● Supplied material:
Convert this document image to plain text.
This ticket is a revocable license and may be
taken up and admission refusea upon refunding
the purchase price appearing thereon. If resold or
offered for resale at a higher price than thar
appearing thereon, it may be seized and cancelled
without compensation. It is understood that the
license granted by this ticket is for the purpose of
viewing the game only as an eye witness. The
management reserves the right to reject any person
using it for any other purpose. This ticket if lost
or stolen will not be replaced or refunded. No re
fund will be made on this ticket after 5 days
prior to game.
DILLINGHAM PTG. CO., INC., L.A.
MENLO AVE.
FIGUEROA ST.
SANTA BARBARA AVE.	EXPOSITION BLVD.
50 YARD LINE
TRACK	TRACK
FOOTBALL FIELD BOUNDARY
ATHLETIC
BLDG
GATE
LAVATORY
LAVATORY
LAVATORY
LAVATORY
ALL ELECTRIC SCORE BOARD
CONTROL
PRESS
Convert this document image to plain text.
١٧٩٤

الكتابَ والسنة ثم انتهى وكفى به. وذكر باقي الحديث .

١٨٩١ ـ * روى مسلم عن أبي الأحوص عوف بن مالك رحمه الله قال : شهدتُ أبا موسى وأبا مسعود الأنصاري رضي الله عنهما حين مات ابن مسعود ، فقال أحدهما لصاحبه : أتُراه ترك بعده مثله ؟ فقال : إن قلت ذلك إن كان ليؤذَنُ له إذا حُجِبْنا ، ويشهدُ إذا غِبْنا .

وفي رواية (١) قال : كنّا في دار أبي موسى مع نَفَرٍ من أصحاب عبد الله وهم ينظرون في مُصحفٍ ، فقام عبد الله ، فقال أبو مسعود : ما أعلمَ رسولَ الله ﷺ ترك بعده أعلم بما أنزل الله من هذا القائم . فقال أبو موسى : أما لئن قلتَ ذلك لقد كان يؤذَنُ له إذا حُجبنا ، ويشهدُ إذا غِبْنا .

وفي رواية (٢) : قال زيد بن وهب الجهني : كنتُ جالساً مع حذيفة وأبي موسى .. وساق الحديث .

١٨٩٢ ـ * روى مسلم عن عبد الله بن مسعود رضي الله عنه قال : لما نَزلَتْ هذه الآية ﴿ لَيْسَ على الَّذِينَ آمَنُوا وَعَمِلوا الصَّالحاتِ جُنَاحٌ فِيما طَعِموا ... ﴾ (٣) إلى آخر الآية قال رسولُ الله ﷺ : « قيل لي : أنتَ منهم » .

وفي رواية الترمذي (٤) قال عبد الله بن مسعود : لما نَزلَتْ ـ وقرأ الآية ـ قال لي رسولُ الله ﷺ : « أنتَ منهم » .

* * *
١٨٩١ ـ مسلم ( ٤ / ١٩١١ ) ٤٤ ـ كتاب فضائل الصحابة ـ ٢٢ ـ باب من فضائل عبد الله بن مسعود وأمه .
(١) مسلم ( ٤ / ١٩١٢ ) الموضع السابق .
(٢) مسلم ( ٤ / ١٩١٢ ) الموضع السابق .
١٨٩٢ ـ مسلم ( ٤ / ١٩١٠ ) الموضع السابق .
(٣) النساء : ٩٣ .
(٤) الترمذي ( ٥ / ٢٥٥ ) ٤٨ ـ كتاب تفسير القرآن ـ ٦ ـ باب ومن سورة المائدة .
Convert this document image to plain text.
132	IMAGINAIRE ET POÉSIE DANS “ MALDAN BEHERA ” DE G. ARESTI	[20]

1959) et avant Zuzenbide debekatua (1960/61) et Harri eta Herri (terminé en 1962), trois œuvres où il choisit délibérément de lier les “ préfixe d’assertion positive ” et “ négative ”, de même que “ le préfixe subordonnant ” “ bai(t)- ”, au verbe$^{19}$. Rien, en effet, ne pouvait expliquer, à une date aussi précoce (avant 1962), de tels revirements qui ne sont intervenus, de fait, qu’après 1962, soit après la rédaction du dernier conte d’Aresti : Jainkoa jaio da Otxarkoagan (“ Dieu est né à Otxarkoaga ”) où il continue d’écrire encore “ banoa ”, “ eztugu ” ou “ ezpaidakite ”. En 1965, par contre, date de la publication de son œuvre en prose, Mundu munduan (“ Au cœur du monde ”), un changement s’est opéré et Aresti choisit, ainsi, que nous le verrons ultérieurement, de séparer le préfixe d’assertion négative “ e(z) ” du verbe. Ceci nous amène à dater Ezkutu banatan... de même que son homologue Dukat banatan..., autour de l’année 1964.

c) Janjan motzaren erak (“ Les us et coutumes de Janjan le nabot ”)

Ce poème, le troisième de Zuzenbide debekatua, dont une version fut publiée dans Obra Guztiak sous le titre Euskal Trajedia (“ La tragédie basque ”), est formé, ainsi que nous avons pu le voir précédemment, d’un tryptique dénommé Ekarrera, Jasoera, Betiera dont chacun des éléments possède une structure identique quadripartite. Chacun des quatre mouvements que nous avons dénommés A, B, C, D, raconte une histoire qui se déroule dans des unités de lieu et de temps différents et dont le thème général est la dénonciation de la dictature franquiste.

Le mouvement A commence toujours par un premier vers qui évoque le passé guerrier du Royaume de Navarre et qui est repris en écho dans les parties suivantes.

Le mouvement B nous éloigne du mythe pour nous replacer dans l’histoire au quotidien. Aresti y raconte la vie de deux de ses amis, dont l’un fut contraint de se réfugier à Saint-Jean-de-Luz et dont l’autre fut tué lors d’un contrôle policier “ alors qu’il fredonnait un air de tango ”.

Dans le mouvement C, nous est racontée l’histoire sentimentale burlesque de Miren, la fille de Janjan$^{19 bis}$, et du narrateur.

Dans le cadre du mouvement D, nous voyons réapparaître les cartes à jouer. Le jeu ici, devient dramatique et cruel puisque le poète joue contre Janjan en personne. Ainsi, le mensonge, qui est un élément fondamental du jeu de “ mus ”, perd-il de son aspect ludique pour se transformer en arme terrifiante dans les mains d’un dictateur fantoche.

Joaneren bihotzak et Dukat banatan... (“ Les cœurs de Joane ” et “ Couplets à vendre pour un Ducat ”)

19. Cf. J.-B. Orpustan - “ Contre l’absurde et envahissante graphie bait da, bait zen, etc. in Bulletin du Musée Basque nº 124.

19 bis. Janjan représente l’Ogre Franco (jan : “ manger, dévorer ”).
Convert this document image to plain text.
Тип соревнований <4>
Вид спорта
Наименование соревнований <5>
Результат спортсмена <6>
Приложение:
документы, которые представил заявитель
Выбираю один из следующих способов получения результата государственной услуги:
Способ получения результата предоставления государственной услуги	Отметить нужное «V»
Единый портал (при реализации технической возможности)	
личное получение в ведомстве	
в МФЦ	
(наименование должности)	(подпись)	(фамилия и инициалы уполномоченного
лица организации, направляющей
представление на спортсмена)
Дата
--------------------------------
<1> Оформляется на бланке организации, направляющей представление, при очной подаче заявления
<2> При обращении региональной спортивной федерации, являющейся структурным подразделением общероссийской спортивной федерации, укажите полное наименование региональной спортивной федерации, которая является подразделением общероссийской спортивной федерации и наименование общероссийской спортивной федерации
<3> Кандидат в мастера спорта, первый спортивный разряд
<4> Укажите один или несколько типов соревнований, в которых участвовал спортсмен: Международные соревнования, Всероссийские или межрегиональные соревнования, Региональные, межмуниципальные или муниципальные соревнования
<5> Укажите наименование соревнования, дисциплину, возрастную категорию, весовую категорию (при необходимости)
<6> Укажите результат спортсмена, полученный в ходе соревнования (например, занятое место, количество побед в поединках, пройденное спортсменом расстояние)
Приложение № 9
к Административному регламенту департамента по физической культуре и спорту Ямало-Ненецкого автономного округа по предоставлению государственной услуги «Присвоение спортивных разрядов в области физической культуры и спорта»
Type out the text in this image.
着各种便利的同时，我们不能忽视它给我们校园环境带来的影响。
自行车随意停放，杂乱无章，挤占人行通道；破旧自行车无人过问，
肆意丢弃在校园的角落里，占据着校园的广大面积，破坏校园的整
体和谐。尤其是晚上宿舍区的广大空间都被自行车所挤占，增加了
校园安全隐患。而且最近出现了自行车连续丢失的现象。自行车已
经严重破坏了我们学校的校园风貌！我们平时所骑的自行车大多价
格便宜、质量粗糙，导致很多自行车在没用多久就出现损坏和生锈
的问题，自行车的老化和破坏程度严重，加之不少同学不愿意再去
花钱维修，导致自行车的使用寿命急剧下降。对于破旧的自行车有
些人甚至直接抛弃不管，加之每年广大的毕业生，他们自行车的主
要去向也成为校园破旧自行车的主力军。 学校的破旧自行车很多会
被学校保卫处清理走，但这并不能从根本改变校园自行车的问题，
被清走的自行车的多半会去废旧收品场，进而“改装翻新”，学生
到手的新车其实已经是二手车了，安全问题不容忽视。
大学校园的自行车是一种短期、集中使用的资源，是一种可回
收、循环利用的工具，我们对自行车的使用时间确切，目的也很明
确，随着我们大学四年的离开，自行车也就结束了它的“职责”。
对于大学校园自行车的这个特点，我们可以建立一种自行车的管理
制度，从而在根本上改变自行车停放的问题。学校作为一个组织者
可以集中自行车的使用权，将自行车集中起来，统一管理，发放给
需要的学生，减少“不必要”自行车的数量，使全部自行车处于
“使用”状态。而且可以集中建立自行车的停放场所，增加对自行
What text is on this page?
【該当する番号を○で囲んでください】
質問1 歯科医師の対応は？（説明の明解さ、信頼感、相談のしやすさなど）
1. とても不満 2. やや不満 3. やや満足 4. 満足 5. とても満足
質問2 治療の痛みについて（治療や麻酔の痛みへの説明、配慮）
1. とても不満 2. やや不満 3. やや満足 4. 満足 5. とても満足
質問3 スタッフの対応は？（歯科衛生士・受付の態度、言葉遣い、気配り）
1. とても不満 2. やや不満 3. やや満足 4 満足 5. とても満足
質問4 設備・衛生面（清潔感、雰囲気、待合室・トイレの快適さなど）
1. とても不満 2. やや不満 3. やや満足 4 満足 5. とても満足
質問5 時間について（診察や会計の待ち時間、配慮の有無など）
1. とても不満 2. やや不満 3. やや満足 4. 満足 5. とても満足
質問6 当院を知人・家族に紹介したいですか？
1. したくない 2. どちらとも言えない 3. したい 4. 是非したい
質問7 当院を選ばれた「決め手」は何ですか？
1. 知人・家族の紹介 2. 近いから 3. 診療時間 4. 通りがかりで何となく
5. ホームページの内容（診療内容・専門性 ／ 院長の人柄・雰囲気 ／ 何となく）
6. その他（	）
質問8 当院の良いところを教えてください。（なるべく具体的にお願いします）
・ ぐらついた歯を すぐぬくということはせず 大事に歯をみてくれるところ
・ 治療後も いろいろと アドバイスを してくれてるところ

● Task to carry out: All lines from the one containing "What text is on this page?" through the end of the records, both ends included, are to be quoted exactly; please add nothing else.

● Reply:
What text is on this page?
【該当する番号を○で囲んでください】
質問1 歯科医師の対応は？（説明の明解さ、信頼感、相談のしやすさなど）
1. とても不満 2. やや不満 3. やや満足 4. 満足 5. とても満足
質問2 治療の痛みについて（治療や麻酔の痛みへの説明、配慮）
1. とても不満 2. やや不満 3. やや満足 4. 満足 5. とても満足
質問3 スタッフの対応は？（歯科衛生士・受付の態度、言葉遣い、気配り）
1. とても不満 2. やや不満 3. やや満足 4 満足 5. とても満足
質問4 設備・衛生面（清潔感、雰囲気、待合室・トイレの快適さなど）
1. とても不満 2. やや不満 3. やや満足 4 満足 5. とても満足
質問5 時間について（診察や会計の待ち時間、配慮の有無など）
1. とても不満 2. やや不満 3. やや満足 4. 満足 5. とても満足
質問6 当院を知人・家族に紹介したいですか？
1. したくない 2. どちらとも言えない 3. したい 4. 是非したい
質問7 当院を選ばれた「決め手」は何ですか？
1. 知人・家族の紹介 2. 近いから 3. 診療時間 4. 通りがかりで何となく
5. ホームページの内容（診療内容・専門性 ／ 院長の人柄・雰囲気 ／ 何となく）
6. その他（	）
質問8 当院の良いところを教えてください。（なるべく具体的にお願いします）
・ ぐらついた歯を すぐぬくということはせず 大事に歯をみてくれるところ
・ 治療後も いろいろと アドバイスを してくれてるところ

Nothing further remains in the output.